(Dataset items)

--- Begin ---

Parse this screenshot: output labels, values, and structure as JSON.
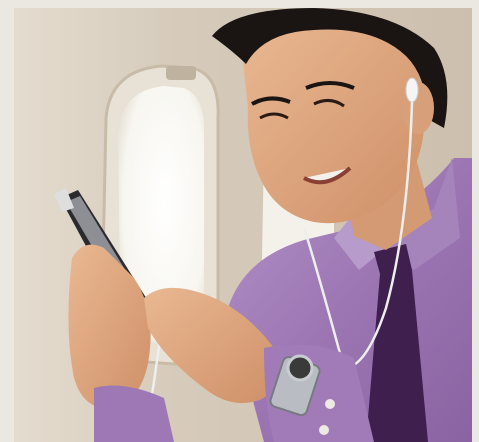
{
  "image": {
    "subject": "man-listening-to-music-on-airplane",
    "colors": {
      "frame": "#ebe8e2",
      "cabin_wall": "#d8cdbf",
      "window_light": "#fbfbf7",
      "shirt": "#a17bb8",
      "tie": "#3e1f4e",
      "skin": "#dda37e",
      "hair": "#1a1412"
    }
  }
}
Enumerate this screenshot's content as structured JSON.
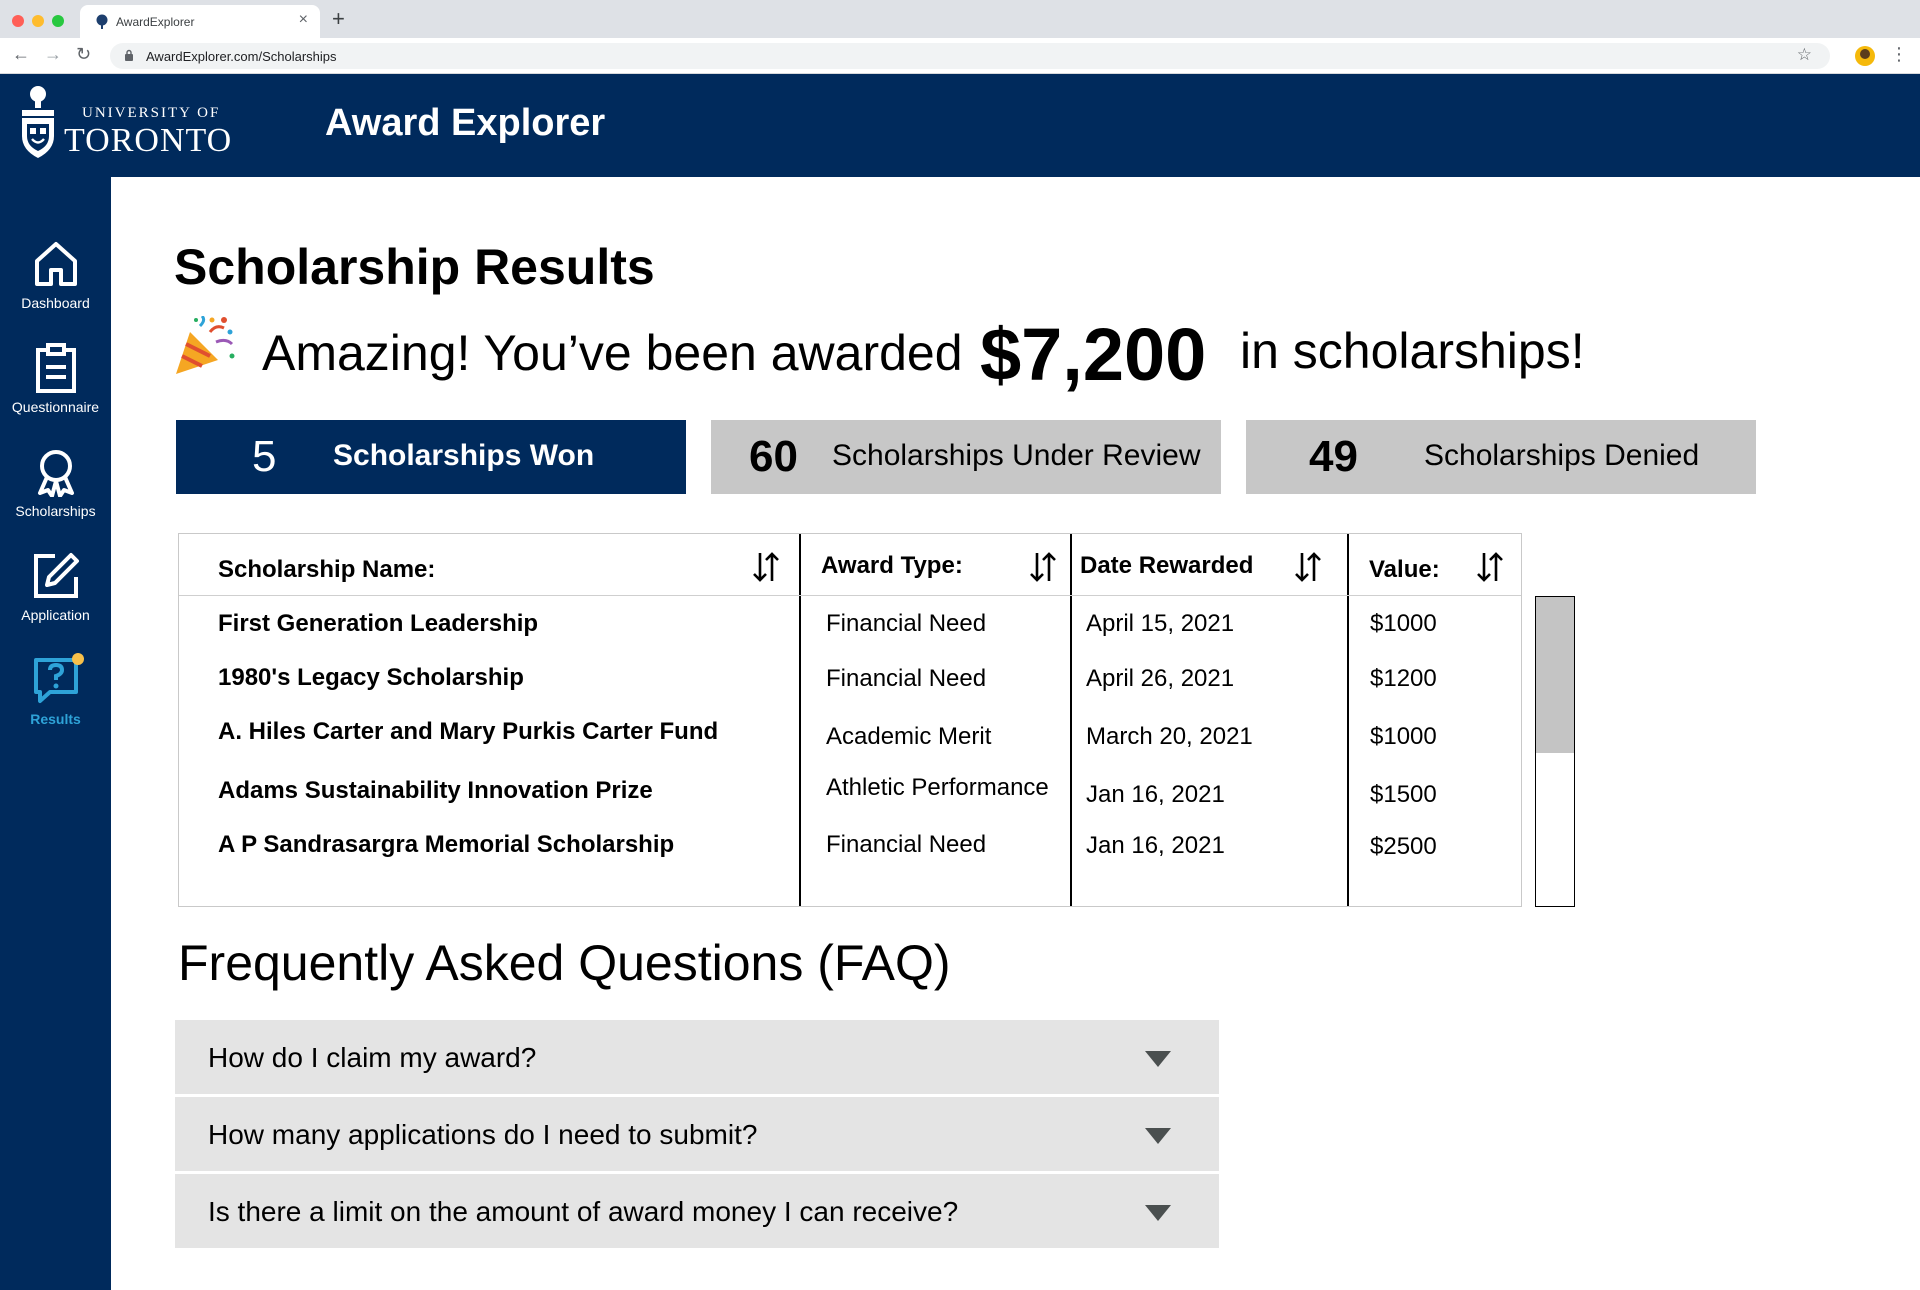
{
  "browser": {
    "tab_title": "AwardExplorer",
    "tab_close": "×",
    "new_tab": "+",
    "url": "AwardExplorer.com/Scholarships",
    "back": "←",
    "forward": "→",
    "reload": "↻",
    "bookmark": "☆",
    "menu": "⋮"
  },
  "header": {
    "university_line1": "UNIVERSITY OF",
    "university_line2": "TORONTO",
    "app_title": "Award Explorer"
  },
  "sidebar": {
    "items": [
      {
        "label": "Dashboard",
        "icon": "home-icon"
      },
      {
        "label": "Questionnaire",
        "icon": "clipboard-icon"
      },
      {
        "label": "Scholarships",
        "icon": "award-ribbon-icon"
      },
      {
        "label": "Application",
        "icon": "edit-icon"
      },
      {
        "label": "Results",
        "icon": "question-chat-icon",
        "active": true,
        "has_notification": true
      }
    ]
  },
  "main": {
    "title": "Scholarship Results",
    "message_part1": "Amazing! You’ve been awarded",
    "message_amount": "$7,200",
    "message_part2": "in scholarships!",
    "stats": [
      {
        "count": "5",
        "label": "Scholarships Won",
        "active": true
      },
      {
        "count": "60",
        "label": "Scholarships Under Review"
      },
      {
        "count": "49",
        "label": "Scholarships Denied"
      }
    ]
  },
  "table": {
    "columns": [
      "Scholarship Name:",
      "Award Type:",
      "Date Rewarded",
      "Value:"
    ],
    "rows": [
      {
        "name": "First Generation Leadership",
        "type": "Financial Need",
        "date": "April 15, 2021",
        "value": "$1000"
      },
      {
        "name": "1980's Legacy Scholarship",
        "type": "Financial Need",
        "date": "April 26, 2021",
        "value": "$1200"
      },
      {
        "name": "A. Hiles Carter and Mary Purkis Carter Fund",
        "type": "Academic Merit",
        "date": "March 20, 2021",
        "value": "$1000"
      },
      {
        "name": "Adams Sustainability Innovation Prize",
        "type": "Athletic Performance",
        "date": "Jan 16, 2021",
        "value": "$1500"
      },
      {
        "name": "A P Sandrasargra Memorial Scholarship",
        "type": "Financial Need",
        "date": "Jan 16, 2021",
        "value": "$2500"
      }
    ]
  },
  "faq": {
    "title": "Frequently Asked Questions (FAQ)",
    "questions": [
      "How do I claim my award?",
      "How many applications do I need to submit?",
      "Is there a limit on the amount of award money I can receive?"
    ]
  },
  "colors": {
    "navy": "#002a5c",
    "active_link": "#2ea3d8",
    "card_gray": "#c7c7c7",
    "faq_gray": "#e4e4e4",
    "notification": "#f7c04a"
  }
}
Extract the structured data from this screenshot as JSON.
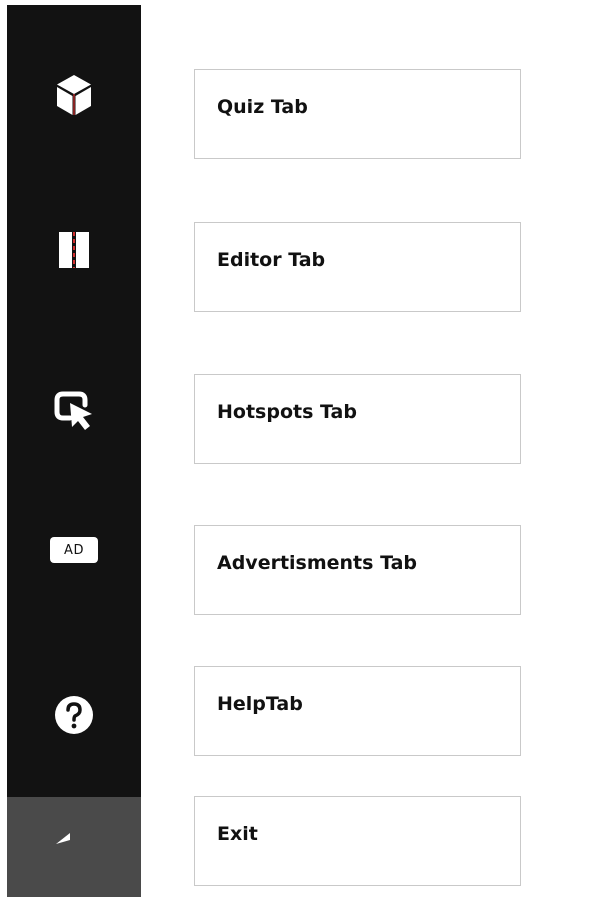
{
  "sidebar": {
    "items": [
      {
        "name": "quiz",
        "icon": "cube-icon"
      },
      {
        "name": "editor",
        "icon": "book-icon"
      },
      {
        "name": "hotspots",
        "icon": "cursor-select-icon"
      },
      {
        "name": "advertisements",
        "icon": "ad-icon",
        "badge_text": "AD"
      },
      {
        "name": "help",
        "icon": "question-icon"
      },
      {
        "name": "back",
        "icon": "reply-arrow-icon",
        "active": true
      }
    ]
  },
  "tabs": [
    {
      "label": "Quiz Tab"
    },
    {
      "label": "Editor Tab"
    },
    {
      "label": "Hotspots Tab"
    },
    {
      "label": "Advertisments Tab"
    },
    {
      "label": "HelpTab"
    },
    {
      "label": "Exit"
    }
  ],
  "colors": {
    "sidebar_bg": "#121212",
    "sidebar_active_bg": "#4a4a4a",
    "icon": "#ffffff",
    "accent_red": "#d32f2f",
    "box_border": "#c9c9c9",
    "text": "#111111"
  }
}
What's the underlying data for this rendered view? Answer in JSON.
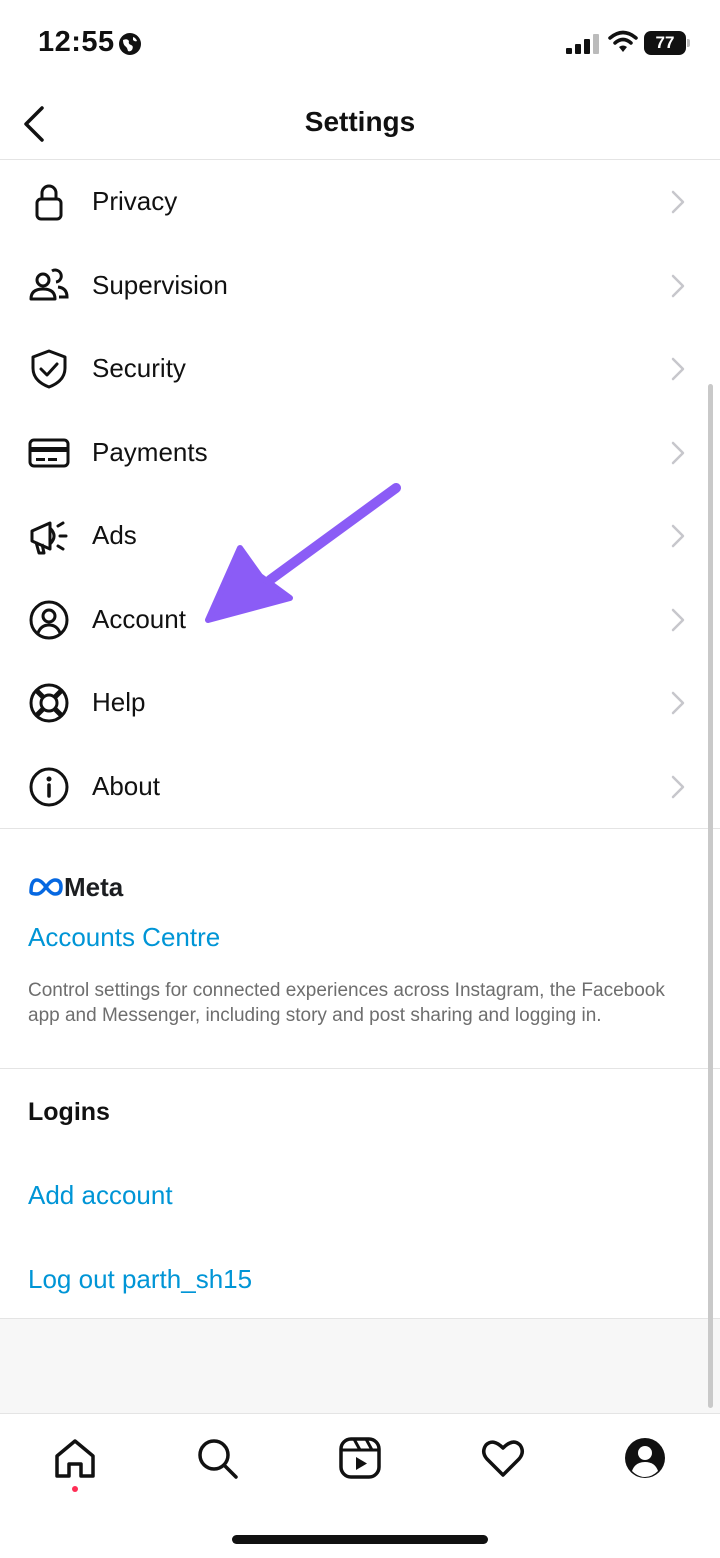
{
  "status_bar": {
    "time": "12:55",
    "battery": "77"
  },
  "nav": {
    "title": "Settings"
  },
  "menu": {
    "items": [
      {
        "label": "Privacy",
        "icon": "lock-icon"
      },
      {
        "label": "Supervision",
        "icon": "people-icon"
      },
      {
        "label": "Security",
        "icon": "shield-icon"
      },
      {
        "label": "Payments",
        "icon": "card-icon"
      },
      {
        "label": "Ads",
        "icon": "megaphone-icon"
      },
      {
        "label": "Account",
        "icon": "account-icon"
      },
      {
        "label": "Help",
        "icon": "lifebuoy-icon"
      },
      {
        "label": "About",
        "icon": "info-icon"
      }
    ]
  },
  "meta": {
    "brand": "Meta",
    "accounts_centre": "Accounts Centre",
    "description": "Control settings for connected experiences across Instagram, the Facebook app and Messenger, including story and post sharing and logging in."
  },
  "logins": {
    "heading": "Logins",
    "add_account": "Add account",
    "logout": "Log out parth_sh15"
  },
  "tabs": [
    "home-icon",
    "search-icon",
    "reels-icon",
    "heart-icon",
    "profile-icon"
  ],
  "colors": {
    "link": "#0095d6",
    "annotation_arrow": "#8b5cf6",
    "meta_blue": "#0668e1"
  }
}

--- End ---

*What is asked*
Repeat the material above verbatim. Leave the pictures behind.

*Correct output*
Parse this screenshot: output labels, values, and structure as JSON.
{
  "image": {
    "subject": "man-listening-to-music-on-airplane",
    "colors": {
      "frame": "#ebe8e2",
      "cabin_wall": "#d8cdbf",
      "window_light": "#fbfbf7",
      "shirt": "#a17bb8",
      "tie": "#3e1f4e",
      "skin": "#dda37e",
      "hair": "#1a1412"
    }
  }
}
Enumerate this screenshot's content as structured JSON.
{
  "browser": {
    "tab_title": "AwardExplorer",
    "tab_close": "×",
    "new_tab": "+",
    "url": "AwardExplorer.com/Scholarships",
    "back": "←",
    "forward": "→",
    "reload": "↻",
    "bookmark": "☆",
    "menu": "⋮"
  },
  "header": {
    "university_line1": "UNIVERSITY OF",
    "university_line2": "TORONTO",
    "app_title": "Award Explorer"
  },
  "sidebar": {
    "items": [
      {
        "label": "Dashboard",
        "icon": "home-icon"
      },
      {
        "label": "Questionnaire",
        "icon": "clipboard-icon"
      },
      {
        "label": "Scholarships",
        "icon": "award-ribbon-icon"
      },
      {
        "label": "Application",
        "icon": "edit-icon"
      },
      {
        "label": "Results",
        "icon": "question-chat-icon",
        "active": true,
        "has_notification": true
      }
    ]
  },
  "main": {
    "title": "Scholarship Results",
    "message_part1": "Amazing! You’ve been awarded",
    "message_amount": "$7,200",
    "message_part2": "in scholarships!",
    "stats": [
      {
        "count": "5",
        "label": "Scholarships Won",
        "active": true
      },
      {
        "count": "60",
        "label": "Scholarships Under Review"
      },
      {
        "count": "49",
        "label": "Scholarships Denied"
      }
    ]
  },
  "table": {
    "columns": [
      "Scholarship Name:",
      "Award Type:",
      "Date Rewarded",
      "Value:"
    ],
    "rows": [
      {
        "name": "First Generation Leadership",
        "type": "Financial Need",
        "date": "April 15, 2021",
        "value": "$1000"
      },
      {
        "name": "1980's Legacy Scholarship",
        "type": "Financial Need",
        "date": "April 26, 2021",
        "value": "$1200"
      },
      {
        "name": "A. Hiles Carter and Mary Purkis Carter Fund",
        "type": "Academic Merit",
        "date": "March 20, 2021",
        "value": "$1000"
      },
      {
        "name": "Adams Sustainability Innovation Prize",
        "type": "Athletic Performance",
        "date": "Jan 16, 2021",
        "value": "$1500"
      },
      {
        "name": "A P Sandrasargra Memorial Scholarship",
        "type": "Financial Need",
        "date": "Jan 16, 2021",
        "value": "$2500"
      }
    ]
  },
  "faq": {
    "title": "Frequently Asked Questions (FAQ)",
    "questions": [
      "How do I claim my award?",
      "How many applications do I need to submit?",
      "Is there a limit on the amount of award money I can receive?"
    ]
  },
  "colors": {
    "navy": "#002a5c",
    "active_link": "#2ea3d8",
    "card_gray": "#c7c7c7",
    "faq_gray": "#e4e4e4",
    "notification": "#f7c04a"
  }
}
Extract the structured data from this screenshot as JSON.
{
  "sidebar": {
    "items": [
      {
        "name": "quiz",
        "icon": "cube-icon"
      },
      {
        "name": "editor",
        "icon": "book-icon"
      },
      {
        "name": "hotspots",
        "icon": "cursor-select-icon"
      },
      {
        "name": "advertisements",
        "icon": "ad-icon",
        "badge_text": "AD"
      },
      {
        "name": "help",
        "icon": "question-icon"
      },
      {
        "name": "back",
        "icon": "reply-arrow-icon",
        "active": true
      }
    ]
  },
  "tabs": [
    {
      "label": "Quiz Tab"
    },
    {
      "label": "Editor Tab"
    },
    {
      "label": "Hotspots Tab"
    },
    {
      "label": "Advertisments Tab"
    },
    {
      "label": "HelpTab"
    },
    {
      "label": "Exit"
    }
  ],
  "colors": {
    "sidebar_bg": "#121212",
    "sidebar_active_bg": "#4a4a4a",
    "icon": "#ffffff",
    "accent_red": "#d32f2f",
    "box_border": "#c9c9c9",
    "text": "#111111"
  }
}
What's the underlying data for this rendered view? Answer in JSON.
{
  "status_bar": {
    "time": "12:55",
    "battery": "77"
  },
  "nav": {
    "title": "Settings"
  },
  "menu": {
    "items": [
      {
        "label": "Privacy",
        "icon": "lock-icon"
      },
      {
        "label": "Supervision",
        "icon": "people-icon"
      },
      {
        "label": "Security",
        "icon": "shield-icon"
      },
      {
        "label": "Payments",
        "icon": "card-icon"
      },
      {
        "label": "Ads",
        "icon": "megaphone-icon"
      },
      {
        "label": "Account",
        "icon": "account-icon"
      },
      {
        "label": "Help",
        "icon": "lifebuoy-icon"
      },
      {
        "label": "About",
        "icon": "info-icon"
      }
    ]
  },
  "meta": {
    "brand": "Meta",
    "accounts_centre": "Accounts Centre",
    "description": "Control settings for connected experiences across Instagram, the Facebook app and Messenger, including story and post sharing and logging in."
  },
  "logins": {
    "heading": "Logins",
    "add_account": "Add account",
    "logout": "Log out parth_sh15"
  },
  "tabs": [
    "home-icon",
    "search-icon",
    "reels-icon",
    "heart-icon",
    "profile-icon"
  ],
  "colors": {
    "link": "#0095d6",
    "annotation_arrow": "#8b5cf6",
    "meta_blue": "#0668e1"
  }
}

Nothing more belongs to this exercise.